### Brano di lettura

====

FRERI, Prospero
Nacque a Napoli il 18 marzo 1892 da Sebastiano, funzionario delle ferrovie, e da Maria Rossoni. A causa dei continui trasferimenti del padre, trascorse gli anni dell'infanzia e dell'adolescenza in diverse città d'Italia. Dai quattordici ai diciannove anni soggiornò a Cagliari, dove frequentò l'istituto nautico e svolse un'intensa attività sportiva.
Socio della palestra "Amsicora", prese parte a diversi concorsi ginnici nazionali e internazionali e ottenne buoni risultati nel lancio del giavellotto (nel 1912 vinse il campionato italiano di questa specialità e partecipò alle Olimpiadi di Stoccolma); praticò anche il nuoto nei ranghi della società cagliaritana "Rari nantes".
Nel 1912 il F. decise di arruolarsi nell'esercito per poter accedere al battaglione aviatori. Sergente allievo ufficiale e istruttore di ginnastica presso il 2° bersaglieri di Roma, nel 1913 venne trasferito alla caserma La Marmora di Torino, dove venne ammesso al primo corso per allievi piloti. Il 21 genn. 1914 ricevette il battesimo dell'aria e il 7 aprile superò le prove per il brevetto di primo grado. Il 25 agosto dello stesso anno conseguì il brevetto militare nella 12ª squadriglia di Verona e passò quindi alla 11ª squadriglia "Farman" di Brescia, che all'indomani dell'entrata in guerra dell'Italia venne trasferita in Friuli nei ranghi della 3ª armata. Nel corso del conflitto il F. operò su diversi fronti - nel Carso, in Trentino, in Macedonia e in Albania - prendendo parte a numerosi combattimenti aerei e ottenendo una croce di guerra al valor militare.
Al termine del conflitto venne destinato a Napoli per compiere voli di trasporto della posta e di passeggeri. Qui, nel corso di un volo di prova, fu vittima di un grave incidente: il suo aereo precipitò per un'avaria e mentre il motorista rimase ucciso il F. riportò qualche frattura. Durante la degenza si rafforzò in lui il convincimento della necessità di dotare i piloti di un mezzo di salvataggio. Nel 1921 iniziò a lavorare alla realizzazione di un paracadute in grado di offrire elevate prestazioni di sicurezza. Insieme con il suo socio, Gennaro Maddaluno, aprì un piccolo laboratorio, dal quale agli inizi del 1922 uscì il primo esemplare di "aerodiscensore" italiano.

====

### Materiale fornito

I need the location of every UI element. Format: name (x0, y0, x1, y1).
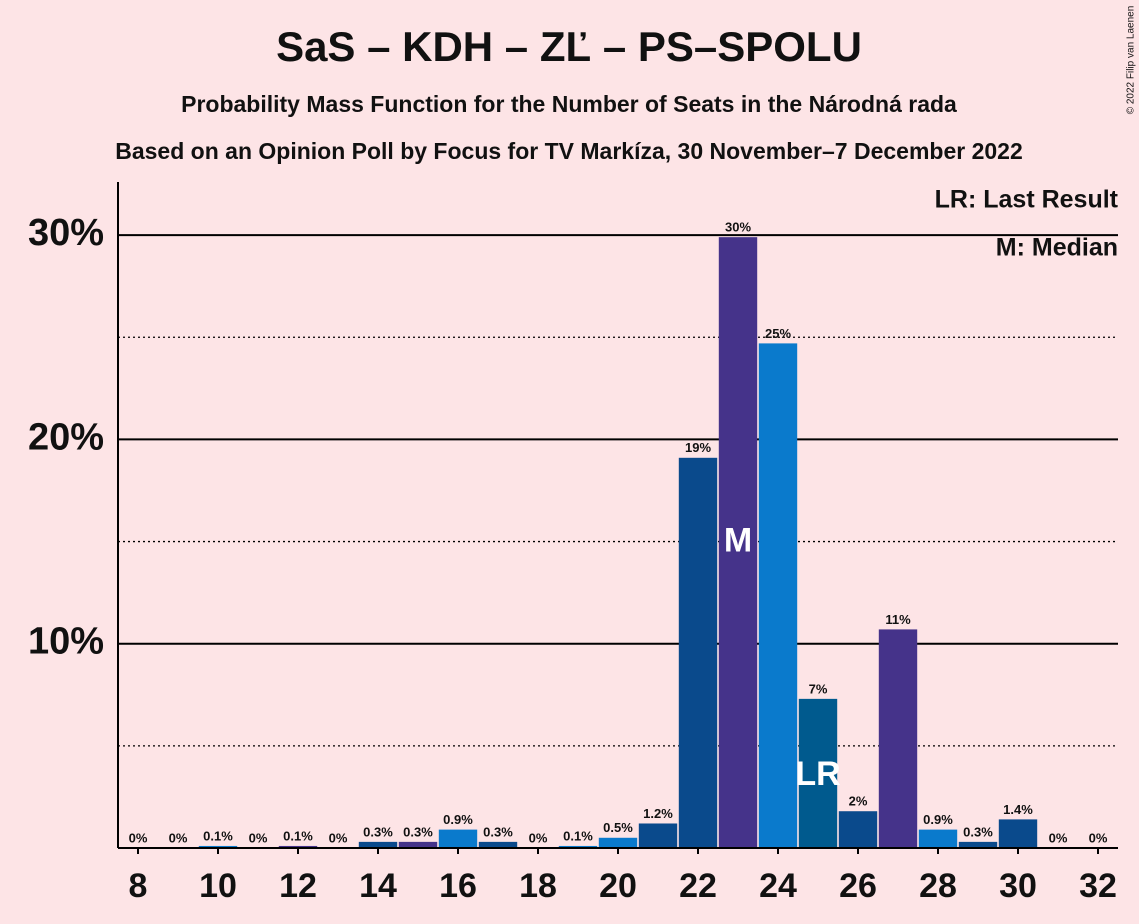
x-tick-label: 8 (129, 867, 148, 905)
data-label: 25% (765, 326, 791, 341)
data-label: 0% (169, 830, 188, 845)
bar (358, 841, 398, 848)
bar (798, 698, 838, 848)
data-label: 0.1% (563, 828, 593, 843)
data-label: 0.3% (483, 824, 513, 839)
x-tick-label: 30 (999, 867, 1037, 905)
x-tick-label: 22 (679, 867, 717, 905)
bar-annotation: LR (795, 755, 840, 793)
bar (918, 829, 958, 848)
data-label: 0% (529, 830, 548, 845)
x-tick-label: 18 (519, 867, 557, 905)
bar (998, 819, 1038, 848)
data-label: 0.1% (203, 828, 233, 843)
bar (838, 811, 878, 848)
x-tick-label: 26 (839, 867, 877, 905)
data-label: 1.2% (643, 806, 673, 821)
bar (398, 841, 438, 848)
data-label: 0.3% (363, 824, 393, 839)
data-label: 0.9% (443, 812, 473, 827)
copyright: © 2022 Filip van Laenen (1126, 6, 1137, 115)
bar (478, 841, 518, 848)
data-label: 2% (849, 794, 868, 809)
chart-subtitle: Probability Mass Function for the Number… (181, 91, 957, 117)
data-label: 0.3% (403, 824, 433, 839)
bar (438, 829, 478, 848)
x-tick-label: 20 (599, 867, 637, 905)
y-tick-label: 10% (28, 621, 104, 663)
bar (958, 841, 998, 848)
bar (678, 457, 718, 848)
bar (758, 343, 798, 848)
x-tick-label: 24 (759, 867, 797, 905)
data-label: 7% (809, 681, 828, 696)
data-label: 0% (1089, 830, 1108, 845)
bar (278, 845, 318, 848)
y-tick-label: 30% (28, 212, 104, 254)
x-tick-label: 14 (359, 867, 397, 905)
data-label: 30% (725, 220, 751, 235)
data-label: 0% (249, 830, 268, 845)
data-label: 1.4% (1003, 802, 1033, 817)
data-label: 11% (885, 612, 911, 627)
x-tick-label: 28 (919, 867, 957, 905)
data-label: 0% (129, 830, 148, 845)
bar (198, 845, 238, 848)
bar (598, 837, 638, 848)
chart-title: SaS – KDH – ZĽ – PS–SPOLU (276, 23, 862, 70)
x-tick-label: 32 (1079, 867, 1117, 905)
data-label: 0.1% (283, 828, 313, 843)
data-label: 0% (1049, 830, 1068, 845)
data-label: 19% (685, 440, 711, 455)
bar (878, 629, 918, 848)
legend-entry: LR: Last Result (935, 186, 1119, 214)
bar (558, 845, 598, 848)
legend-entry: M: Median (996, 234, 1118, 262)
data-label: 0.5% (603, 820, 633, 835)
data-label: 0.9% (923, 812, 953, 827)
data-label: 0% (329, 830, 348, 845)
data-label: 0.3% (963, 824, 993, 839)
x-tick-label: 12 (279, 867, 317, 905)
chart-subtitle: Based on an Opinion Poll by Focus for TV… (115, 138, 1023, 164)
y-tick-label: 20% (28, 416, 104, 458)
bar-annotation: M (724, 522, 752, 560)
bar (638, 823, 678, 848)
bar (718, 237, 758, 848)
x-tick-label: 10 (199, 867, 237, 905)
x-tick-label: 16 (439, 867, 477, 905)
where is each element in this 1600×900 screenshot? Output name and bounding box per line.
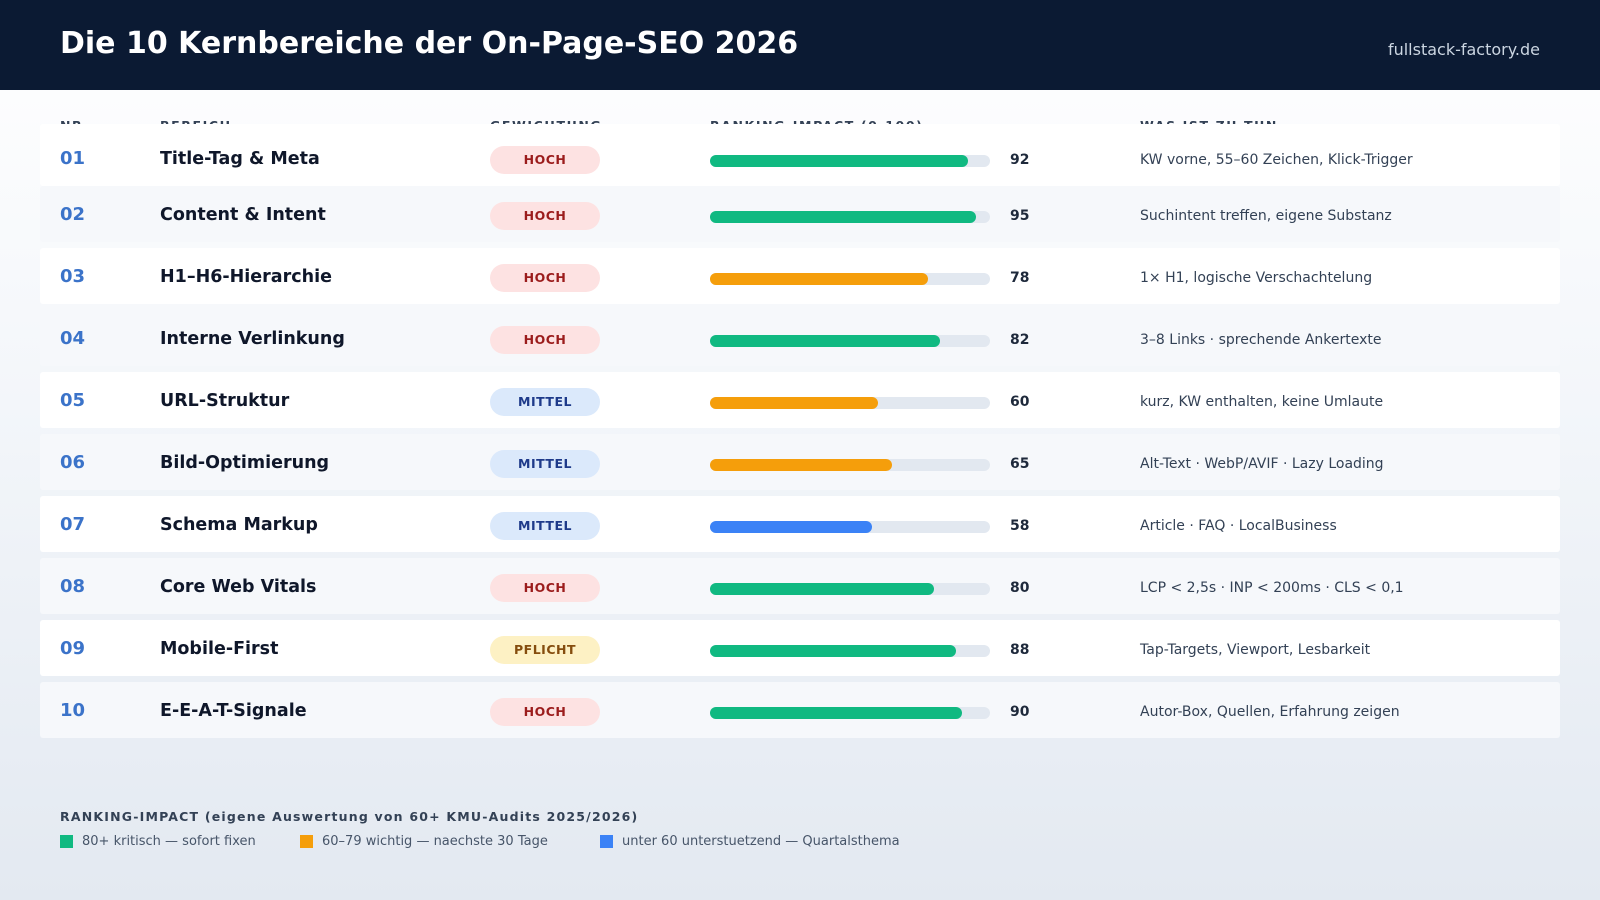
row-number: 03 [60,266,86,287]
table-row: 01 Title-Tag & Meta HOCH 92 KW vorne, 55–60 … [40,124,1560,186]
row-todo: LCP < 2,5s · INP < 200ms · CLS < 0,1 [1140,580,1404,596]
row-todo: Article · FAQ · LocalBusiness [1140,518,1337,534]
weight-badge: MITTEL [490,512,600,540]
impact-score: 90 [1010,704,1030,720]
row-todo: KW vorne, 55–60 Zeichen, Klick-Trigger [1140,152,1413,168]
impact-bar-track [710,583,990,595]
impact-bar-track [710,707,990,719]
row-area: Content & Intent [160,205,326,225]
legend-label: unter 60 unterstuetzend — Quartalsthema [622,834,900,849]
row-number: 10 [60,700,86,721]
impact-bar-track [710,155,990,167]
weight-badge: HOCH [490,326,600,354]
row-number: 09 [60,638,86,659]
row-todo: 1× H1, logische Verschachtelung [1140,270,1373,286]
row-area: Bild-Optimierung [160,453,330,473]
table-row: 09 Mobile-First PFLICHT 88 Tap-Targets, View… [40,620,1560,676]
weight-badge: PFLICHT [490,636,600,664]
row-number: 08 [60,576,86,597]
weight-badge: MITTEL [490,450,600,478]
impact-bar-track [710,397,990,409]
row-area: Core Web Vitals [160,577,317,597]
table-row: 04 Interne Verlinkung HOCH 82 3–8 Links · sp… [40,310,1560,366]
impact-bar [710,211,976,223]
impact-bar [710,583,934,595]
row-area: Mobile-First [160,639,279,659]
table-row: 02 Content & Intent HOCH 95 Suchintent treff… [40,186,1560,242]
impact-bar-track [710,645,990,657]
row-area: E-E-A-T-Signale [160,701,307,721]
impact-score: 80 [1010,580,1030,596]
impact-bar [710,707,962,719]
table-row: 08 Core Web Vitals HOCH 80 LCP < 2,5s · INP … [40,558,1560,614]
impact-bar-track [710,335,990,347]
impact-bar-track [710,521,990,533]
weight-badge: HOCH [490,202,600,230]
weight-badge: HOCH [490,264,600,292]
row-area: Interne Verlinkung [160,329,345,349]
row-todo: 3–8 Links · sprechende Ankertexte [1140,332,1382,348]
table-row: 07 Schema Markup MITTEL 58 Article · FAQ · L… [40,496,1560,552]
impact-score: 60 [1010,394,1030,410]
impact-score: 78 [1010,270,1030,286]
page-header: Die 10 Kernbereiche der On-Page-SEO 2026… [0,0,1600,90]
row-number: 04 [60,328,86,349]
row-todo: Autor-Box, Quellen, Erfahrung zeigen [1140,704,1400,720]
impact-score: 88 [1010,642,1030,658]
row-number: 05 [60,390,86,411]
impact-score: 92 [1010,152,1030,168]
site-domain: fullstack-factory.de [1387,40,1540,59]
legend: 80+ kritisch — sofort fixen 60–79 wichtig… [60,834,1060,850]
impact-bar [710,273,929,285]
impact-bar [710,645,957,657]
weight-badge: HOCH [490,146,600,174]
legend-swatch [600,835,613,848]
legend-title: RANKING-IMPACT (eigene Auswertung von 60… [60,809,639,824]
row-area: Title-Tag & Meta [160,149,320,169]
row-area: URL-Struktur [160,391,290,411]
impact-bar [710,155,968,167]
row-todo: Tap-Targets, Viewport, Lesbarkeit [1140,642,1371,658]
table-row: 03 H1–H6-Hierarchie HOCH 78 1× H1, logische … [40,248,1560,304]
impact-bar [710,459,892,471]
row-todo: Alt-Text · WebP/AVIF · Lazy Loading [1140,456,1384,472]
row-number: 01 [60,148,86,169]
impact-bar [710,521,873,533]
table-row: 06 Bild-Optimierung MITTEL 65 Alt-Text · Web… [40,434,1560,490]
table-row: 05 URL-Struktur MITTEL 60 kurz, KW enthalten… [40,372,1560,428]
row-todo: Suchintent treffen, eigene Substanz [1140,208,1392,224]
weight-badge: HOCH [490,698,600,726]
legend-swatch [60,835,73,848]
row-todo: kurz, KW enthalten, keine Umlaute [1140,394,1384,410]
weight-badge: MITTEL [490,388,600,416]
row-area: Schema Markup [160,515,318,535]
impact-score: 65 [1010,456,1030,472]
impact-bar-track [710,211,990,223]
table-row: 10 E-E-A-T-Signale HOCH 90 Autor-Box, Quelle… [40,682,1560,738]
impact-score: 82 [1010,332,1030,348]
row-number: 02 [60,204,86,225]
impact-score: 58 [1010,518,1030,534]
impact-bar [710,397,878,409]
impact-bar [710,335,940,347]
legend-swatch [300,835,313,848]
row-number: 06 [60,452,86,473]
row-number: 07 [60,514,86,535]
impact-score: 95 [1010,208,1030,224]
page-title: Die 10 Kernbereiche der On-Page-SEO 2026 [60,26,799,61]
legend-label: 80+ kritisch — sofort fixen [82,834,256,849]
legend-label: 60–79 wichtig — naechste 30 Tage [322,834,548,849]
row-area: H1–H6-Hierarchie [160,267,332,287]
impact-bar-track [710,273,990,285]
weight-badge: HOCH [490,574,600,602]
impact-bar-track [710,459,990,471]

====

### Compiti da svolgere
(1) Puoi riscrivere la biografia di Prospero Freri partendo da "Nel 1912 il" e proseguendo fino a "al valor militare.", scambiando "Brescia" con "Bergamo"?
(2) Come proseguiresti la biografia di Prospero Freri a partire dal punto in cui si ferma?
Per svolgere il lavoro questi record non servono.

### Risposte per compito
(1)
Nel 1912 il F. decise di arruolarsi nell'esercito per poter accedere al battaglione aviatori. Sergente allievo ufficiale e istruttore di ginnastica presso il 2° bersaglieri di Roma, nel 1913 venne trasferito alla caserma La Marmora di Torino, dove venne ammesso al primo corso per allievi piloti. Il 21 genn. 1914 ricevette il battesimo dell'aria e il 7 aprile superò le prove per il brevetto di primo grado. Il 25 agosto dello stesso anno conseguì il brevetto militare nella 12ª squadriglia di Verona e passò quindi alla 11ª squadriglia "Farman" di Bergamo, che all'indomani dell'entrata in guerra dell'Italia venne trasferita in Friuli nei ranghi della 3ª armata. Nel corso del conflitto il F. operò su diversi fronti - nel Carso, in Trentino, in Macedonia e in Albania - prendendo parte a numerosi combattimenti aerei e ottenendo una croce di guerra al valor militare.

(2)
Si trattava di un paracadute semirigido, composto da sedici spicchi di tela, ciascuno diviso in tre zone, con sedici corde di sospensione, un diametro di 5,25 m e un dispositivo di apertura meccanico. Contenuto in un fodero tronconico con testa ogivale, il paracadute doveva essere attaccato alla fusoliera dell'aereo, mentre una robusta fune lo collegava all'imbracatura del pilota. L'aerodiscensore si apriva mediante un congegno composto di stecche metalliche snodate, in due secondi e mezzo, consentendo perciò lanci anche da quote minime. La velocità di discesa era di circa 5 m al secondo e il peso complessivo del paracadute racchiuso nel fodero era di 15 kg.
Il 23 luglio 1922 all'aeroporto napoletano di Capodichino, dinanzi a una commissione militare, ebbe luogo la prova ufficiale dell'aerodiscensore, al quale era stato appeso un manichino. Dopo l'esito incoraggiante di quella prova il F. si attivò affinché il ministero della Guerra bandisse un concorso internazionale per paracadute. La gara venne indetta per l'8 ottobre di quello stesso anno presso l'aeroporto romano di Centocelle e per l'occasione il F. e il Maddaluno approntarono un secondo modello di aerodiscensore.
Benché la gara non fosse imperniata sulla qualità del mezzo, bensì sull'abilità del paracadutista nell'avvicinarsi il più possibile a un cerchio del diametro di 15 m dipinto sul campo, il Maddaluno, lanciatosi da un aereo pilotato dal F., vinse il primo premio. Sull'onda di questo successo, il F. fu invitato a offrire una nuova dimostrazione della validità del paracadute. La prova ebbe luogo il 12 giugno 1923 a Roma sul campo di Montecelio davanti a una commissione tecnica della regia aeronautica e per l'occasione il F. volle cimentarsi come paracadutista.
In seguito sorsero delle divergenze tra il F. e il Maddaluno. La loro collaborazione si interruppe, ma ben presto il F. trovò un nuovo collaboratore in Giuseppe Furmanik, con il quale realizzò il modello di paracadute Salvator-A.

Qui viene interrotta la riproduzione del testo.